Data extracted from a collection
⟨
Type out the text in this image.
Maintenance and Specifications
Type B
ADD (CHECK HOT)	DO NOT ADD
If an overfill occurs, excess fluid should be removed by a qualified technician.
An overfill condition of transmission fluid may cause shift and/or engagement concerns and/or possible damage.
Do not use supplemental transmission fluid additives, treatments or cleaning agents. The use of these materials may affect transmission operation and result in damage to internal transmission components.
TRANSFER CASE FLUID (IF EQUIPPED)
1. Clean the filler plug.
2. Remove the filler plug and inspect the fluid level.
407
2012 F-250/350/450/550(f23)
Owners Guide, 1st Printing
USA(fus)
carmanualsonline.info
⟩
* _WHAT IS ASKED_: Find and copy every line in the entries above where the string "plug" occurs.

* _COMPLETE ANSWER_:
1. Clean the filler plug.
2. Remove the filler plug and inspect the fluid level.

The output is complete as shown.